**Information supplied:**
#####

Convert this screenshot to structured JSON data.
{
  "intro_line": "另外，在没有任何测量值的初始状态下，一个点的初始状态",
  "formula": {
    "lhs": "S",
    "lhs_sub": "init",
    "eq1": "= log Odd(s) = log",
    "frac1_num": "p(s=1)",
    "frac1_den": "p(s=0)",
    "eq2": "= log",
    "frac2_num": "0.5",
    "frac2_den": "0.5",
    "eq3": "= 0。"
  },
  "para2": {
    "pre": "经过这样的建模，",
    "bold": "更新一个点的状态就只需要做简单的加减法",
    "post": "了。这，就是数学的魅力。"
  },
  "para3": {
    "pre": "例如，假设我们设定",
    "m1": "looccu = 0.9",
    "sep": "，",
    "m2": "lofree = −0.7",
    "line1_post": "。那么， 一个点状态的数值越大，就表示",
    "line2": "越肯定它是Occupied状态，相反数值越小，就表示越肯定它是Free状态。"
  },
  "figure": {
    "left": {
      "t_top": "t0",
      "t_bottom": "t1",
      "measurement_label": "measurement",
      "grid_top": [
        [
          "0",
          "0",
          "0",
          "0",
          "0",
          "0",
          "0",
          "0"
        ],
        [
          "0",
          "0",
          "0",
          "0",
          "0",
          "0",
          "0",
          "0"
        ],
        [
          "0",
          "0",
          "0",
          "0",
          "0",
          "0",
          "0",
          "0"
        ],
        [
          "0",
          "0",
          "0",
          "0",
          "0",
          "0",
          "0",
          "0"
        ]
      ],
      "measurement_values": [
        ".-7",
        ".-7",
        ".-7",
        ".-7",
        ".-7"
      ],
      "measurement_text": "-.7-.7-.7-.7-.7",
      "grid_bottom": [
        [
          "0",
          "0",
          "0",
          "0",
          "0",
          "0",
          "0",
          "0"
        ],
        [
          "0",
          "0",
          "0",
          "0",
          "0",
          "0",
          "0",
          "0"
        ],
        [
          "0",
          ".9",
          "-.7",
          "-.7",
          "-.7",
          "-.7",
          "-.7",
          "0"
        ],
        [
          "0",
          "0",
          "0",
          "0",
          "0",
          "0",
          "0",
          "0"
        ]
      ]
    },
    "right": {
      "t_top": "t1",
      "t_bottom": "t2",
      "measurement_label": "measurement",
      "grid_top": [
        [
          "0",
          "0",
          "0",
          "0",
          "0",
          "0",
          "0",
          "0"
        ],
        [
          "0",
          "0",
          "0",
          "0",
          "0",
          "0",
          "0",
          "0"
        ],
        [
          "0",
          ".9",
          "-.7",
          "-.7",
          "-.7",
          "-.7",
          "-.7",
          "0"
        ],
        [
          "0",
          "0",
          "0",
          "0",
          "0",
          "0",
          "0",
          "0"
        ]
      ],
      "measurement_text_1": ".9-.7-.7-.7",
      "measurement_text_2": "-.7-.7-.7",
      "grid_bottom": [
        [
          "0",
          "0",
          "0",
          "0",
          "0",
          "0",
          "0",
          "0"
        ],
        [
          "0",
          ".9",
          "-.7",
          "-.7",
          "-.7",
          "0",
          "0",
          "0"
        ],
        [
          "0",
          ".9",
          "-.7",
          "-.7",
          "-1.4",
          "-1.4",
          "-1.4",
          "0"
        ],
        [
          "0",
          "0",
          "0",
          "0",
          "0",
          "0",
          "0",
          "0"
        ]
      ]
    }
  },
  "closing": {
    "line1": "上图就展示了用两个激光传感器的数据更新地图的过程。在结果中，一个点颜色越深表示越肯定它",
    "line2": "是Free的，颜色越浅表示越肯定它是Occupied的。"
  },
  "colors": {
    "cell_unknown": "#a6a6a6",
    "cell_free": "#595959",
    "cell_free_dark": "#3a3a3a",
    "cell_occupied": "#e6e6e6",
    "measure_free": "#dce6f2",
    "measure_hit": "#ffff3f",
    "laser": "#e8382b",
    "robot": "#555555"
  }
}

#####

**Task to complete:** Return the listing above in full, character for character.

**Finished task:**
Convert this screenshot to structured JSON data.
{
  "intro_line": "另外，在没有任何测量值的初始状态下，一个点的初始状态",
  "formula": {
    "lhs": "S",
    "lhs_sub": "init",
    "eq1": "= log Odd(s) = log",
    "frac1_num": "p(s=1)",
    "frac1_den": "p(s=0)",
    "eq2": "= log",
    "frac2_num": "0.5",
    "frac2_den": "0.5",
    "eq3": "= 0。"
  },
  "para2": {
    "pre": "经过这样的建模，",
    "bold": "更新一个点的状态就只需要做简单的加减法",
    "post": "了。这，就是数学的魅力。"
  },
  "para3": {
    "pre": "例如，假设我们设定",
    "m1": "looccu = 0.9",
    "sep": "，",
    "m2": "lofree = −0.7",
    "line1_post": "。那么， 一个点状态的数值越大，就表示",
    "line2": "越肯定它是Occupied状态，相反数值越小，就表示越肯定它是Free状态。"
  },
  "figure": {
    "left": {
      "t_top": "t0",
      "t_bottom": "t1",
      "measurement_label": "measurement",
      "grid_top": [
        [
          "0",
          "0",
          "0",
          "0",
          "0",
          "0",
          "0",
          "0"
        ],
        [
          "0",
          "0",
          "0",
          "0",
          "0",
          "0",
          "0",
          "0"
        ],
        [
          "0",
          "0",
          "0",
          "0",
          "0",
          "0",
          "0",
          "0"
        ],
        [
          "0",
          "0",
          "0",
          "0",
          "0",
          "0",
          "0",
          "0"
        ]
      ],
      "measurement_values": [
        ".-7",
        ".-7",
        ".-7",
        ".-7",
        ".-7"
      ],
      "measurement_text": "-.7-.7-.7-.7-.7",
      "grid_bottom": [
        [
          "0",
          "0",
          "0",
          "0",
          "0",
          "0",
          "0",
          "0"
        ],
        [
          "0",
          "0",
          "0",
          "0",
          "0",
          "0",
          "0",
          "0"
        ],
        [
          "0",
          ".9",
          "-.7",
          "-.7",
          "-.7",
          "-.7",
          "-.7",
          "0"
        ],
        [
          "0",
          "0",
          "0",
          "0",
          "0",
          "0",
          "0",
          "0"
        ]
      ]
    },
    "right": {
      "t_top": "t1",
      "t_bottom": "t2",
      "measurement_label": "measurement",
      "grid_top": [
        [
          "0",
          "0",
          "0",
          "0",
          "0",
          "0",
          "0",
          "0"
        ],
        [
          "0",
          "0",
          "0",
          "0",
          "0",
          "0",
          "0",
          "0"
        ],
        [
          "0",
          ".9",
          "-.7",
          "-.7",
          "-.7",
          "-.7",
          "-.7",
          "0"
        ],
        [
          "0",
          "0",
          "0",
          "0",
          "0",
          "0",
          "0",
          "0"
        ]
      ],
      "measurement_text_1": ".9-.7-.7-.7",
      "measurement_text_2": "-.7-.7-.7",
      "grid_bottom": [
        [
          "0",
          "0",
          "0",
          "0",
          "0",
          "0",
          "0",
          "0"
        ],
        [
          "0",
          ".9",
          "-.7",
          "-.7",
          "-.7",
          "0",
          "0",
          "0"
        ],
        [
          "0",
          ".9",
          "-.7",
          "-.7",
          "-1.4",
          "-1.4",
          "-1.4",
          "0"
        ],
        [
          "0",
          "0",
          "0",
          "0",
          "0",
          "0",
          "0",
          "0"
        ]
      ]
    }
  },
  "closing": {
    "line1": "上图就展示了用两个激光传感器的数据更新地图的过程。在结果中，一个点颜色越深表示越肯定它",
    "line2": "是Free的，颜色越浅表示越肯定它是Occupied的。"
  },
  "colors": {
    "cell_unknown": "#a6a6a6",
    "cell_free": "#595959",
    "cell_free_dark": "#3a3a3a",
    "cell_occupied": "#e6e6e6",
    "measure_free": "#dce6f2",
    "measure_hit": "#ffff3f",
    "laser": "#e8382b",
    "robot": "#555555"
  }
}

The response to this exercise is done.